- _Supplied text_
Content starts
A statistical analysis was performed using the 15 fatty acids composition measured in this study in order to establish the relationship between geographical location and phylum. The fifteen FA variables explained the variability presented in the data, with principle component 1 (PC-1) accounting for 33.1% and principle component 2 (PC-2) for 22.5% of the variation (Figure 1a). Although the total percentage was only 55.6%, the analysis revealed a correlation of each seaweed within the phyla. Axis I separated the Rhodophyta species from the Chlorophyta, while Ochrophyta was positioned intermediately between these two, based on the principle component analysis (PCA) shown in the bi-plot data. However, these results could not determine whether the geographical location affected the fatty acids composition. Therefore, the PCA on the FA groups was analyzed. The bi-plot of the FA groups’ data matrix showed 81.5% of variance with PC-1 contributing 51.9% and PC-2 contributing 22.5% (Figure 1b). These data exhibited a broad diversity of fatty acids in the seaweed samples. The analysis revealed that the tropical seaweeds were rich in SFAs, while temperate seaweeds were dominated by PUFAs, including n-3 and n-6 PUFAs, excluding C. costata, M. japonica, and C. crassicaulis. When PCA was used for clustering of the fatty acids group, the seaweeds could be grouped within the sampling location.
Content ends
- _Exercises_
1. According to the passage on seaweed fatty acid composition, which seaweeds were rich in SFAs?
2. Pick up the passage on seaweed fatty acid composition after its final sentence and carry it on.

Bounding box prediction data
Content starts
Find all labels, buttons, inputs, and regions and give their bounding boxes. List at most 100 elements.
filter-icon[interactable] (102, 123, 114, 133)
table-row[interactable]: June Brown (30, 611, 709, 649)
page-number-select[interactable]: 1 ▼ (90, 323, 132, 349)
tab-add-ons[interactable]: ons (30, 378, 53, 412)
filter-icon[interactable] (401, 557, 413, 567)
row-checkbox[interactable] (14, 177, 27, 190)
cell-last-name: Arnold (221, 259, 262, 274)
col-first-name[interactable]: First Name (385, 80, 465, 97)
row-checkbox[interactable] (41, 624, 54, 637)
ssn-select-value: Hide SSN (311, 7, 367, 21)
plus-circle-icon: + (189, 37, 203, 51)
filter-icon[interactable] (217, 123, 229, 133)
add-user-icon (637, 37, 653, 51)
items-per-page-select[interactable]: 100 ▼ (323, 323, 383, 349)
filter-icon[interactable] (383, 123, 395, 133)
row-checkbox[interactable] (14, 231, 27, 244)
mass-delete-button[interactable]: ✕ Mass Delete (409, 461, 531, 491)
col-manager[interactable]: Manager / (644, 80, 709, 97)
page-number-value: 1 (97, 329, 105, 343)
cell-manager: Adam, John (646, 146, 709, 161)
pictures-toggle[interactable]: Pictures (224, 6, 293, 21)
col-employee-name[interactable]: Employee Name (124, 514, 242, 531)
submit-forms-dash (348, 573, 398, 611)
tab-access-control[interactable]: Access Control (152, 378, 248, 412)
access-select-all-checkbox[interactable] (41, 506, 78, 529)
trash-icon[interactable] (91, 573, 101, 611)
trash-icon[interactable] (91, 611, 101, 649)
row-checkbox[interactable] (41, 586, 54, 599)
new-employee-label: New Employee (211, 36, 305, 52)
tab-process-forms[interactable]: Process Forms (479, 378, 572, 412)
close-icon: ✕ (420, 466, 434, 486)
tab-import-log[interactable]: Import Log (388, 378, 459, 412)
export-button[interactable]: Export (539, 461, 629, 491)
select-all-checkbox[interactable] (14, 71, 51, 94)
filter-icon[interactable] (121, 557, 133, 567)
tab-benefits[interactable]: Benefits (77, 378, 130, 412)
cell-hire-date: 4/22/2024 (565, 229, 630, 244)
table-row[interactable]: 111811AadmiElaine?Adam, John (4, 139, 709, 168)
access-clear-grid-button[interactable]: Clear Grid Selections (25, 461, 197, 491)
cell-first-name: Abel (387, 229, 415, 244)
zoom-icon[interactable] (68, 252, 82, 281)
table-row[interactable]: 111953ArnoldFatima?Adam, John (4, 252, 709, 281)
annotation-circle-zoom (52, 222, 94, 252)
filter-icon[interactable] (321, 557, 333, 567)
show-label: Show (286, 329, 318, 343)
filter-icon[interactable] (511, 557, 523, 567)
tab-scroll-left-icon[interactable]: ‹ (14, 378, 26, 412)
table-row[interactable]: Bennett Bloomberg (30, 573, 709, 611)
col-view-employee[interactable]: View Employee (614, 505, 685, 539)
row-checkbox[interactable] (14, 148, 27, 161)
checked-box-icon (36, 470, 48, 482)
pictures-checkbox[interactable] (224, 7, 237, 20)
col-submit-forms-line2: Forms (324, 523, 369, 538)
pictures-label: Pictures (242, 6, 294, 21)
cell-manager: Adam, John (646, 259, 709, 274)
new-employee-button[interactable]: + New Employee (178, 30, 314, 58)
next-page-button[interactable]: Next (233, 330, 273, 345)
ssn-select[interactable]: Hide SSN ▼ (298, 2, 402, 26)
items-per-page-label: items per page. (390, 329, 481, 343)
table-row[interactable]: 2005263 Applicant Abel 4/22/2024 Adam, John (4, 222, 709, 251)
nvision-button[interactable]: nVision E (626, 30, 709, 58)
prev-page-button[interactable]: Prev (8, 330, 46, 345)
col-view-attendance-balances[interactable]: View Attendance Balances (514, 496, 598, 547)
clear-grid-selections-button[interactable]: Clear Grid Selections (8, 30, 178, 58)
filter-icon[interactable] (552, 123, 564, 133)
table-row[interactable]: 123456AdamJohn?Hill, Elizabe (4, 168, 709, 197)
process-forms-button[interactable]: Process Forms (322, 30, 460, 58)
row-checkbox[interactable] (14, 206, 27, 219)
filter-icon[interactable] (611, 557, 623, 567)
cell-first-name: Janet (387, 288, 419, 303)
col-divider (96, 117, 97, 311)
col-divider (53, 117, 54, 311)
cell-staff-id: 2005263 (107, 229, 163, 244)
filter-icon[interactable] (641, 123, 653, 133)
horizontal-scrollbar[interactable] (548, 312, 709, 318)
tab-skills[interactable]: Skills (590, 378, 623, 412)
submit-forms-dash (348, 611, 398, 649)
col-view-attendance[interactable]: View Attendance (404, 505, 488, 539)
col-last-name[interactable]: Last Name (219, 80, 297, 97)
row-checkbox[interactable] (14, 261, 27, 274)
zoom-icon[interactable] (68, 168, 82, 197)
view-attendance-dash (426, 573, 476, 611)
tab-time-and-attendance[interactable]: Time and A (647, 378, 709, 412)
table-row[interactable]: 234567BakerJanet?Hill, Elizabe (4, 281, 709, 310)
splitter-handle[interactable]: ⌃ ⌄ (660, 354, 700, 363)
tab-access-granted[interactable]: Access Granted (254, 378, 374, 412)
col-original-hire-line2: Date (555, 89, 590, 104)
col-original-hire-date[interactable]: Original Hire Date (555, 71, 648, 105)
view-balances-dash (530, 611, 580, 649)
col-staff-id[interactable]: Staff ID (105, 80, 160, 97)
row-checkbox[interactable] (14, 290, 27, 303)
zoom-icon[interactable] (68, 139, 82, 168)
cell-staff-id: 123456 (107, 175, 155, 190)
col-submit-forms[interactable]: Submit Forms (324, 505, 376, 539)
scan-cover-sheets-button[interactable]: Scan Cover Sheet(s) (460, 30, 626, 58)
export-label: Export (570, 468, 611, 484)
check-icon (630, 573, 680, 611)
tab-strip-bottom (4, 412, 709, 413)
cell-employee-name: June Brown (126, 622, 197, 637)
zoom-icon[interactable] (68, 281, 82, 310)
Content ends
- _Responses for each task_
1. The tropical seaweeds.

2.
3. Discussion

Seaweeds have been an integral part of Japanese cuisine for the past one hundred years, similar to the diet of coastal communities in several Indonesian regions [52,53]. Industries use seaweeds as marine hydrocolloids and ingredients for foods and animal feed. Utilization of seaweeds as a dietary staple is because of their characteristic nutrients, which are shown to have therapeutic effects in humans [28,54,55,56,57]. Seaweeds are a source of novel bioactive compounds, such as certain polysaccharides and antioxidants, which are not found in terrestrial plants. The consumption of seaweeds has been linked to a lower incidence of chronic diseases, such as cancer, hyperlipidemia, and coronary heart disease [58]. Recently, seaweed lipids have drawn increased interest because of the presence of many kinds of bioactives, such as n-3 and n-6 PUFAs, carotenoids, and sterols [16]. Although seaweeds have a lower lipid content than marine fish, they are still a potential source of functional lipids because of their large stock in coastal waters.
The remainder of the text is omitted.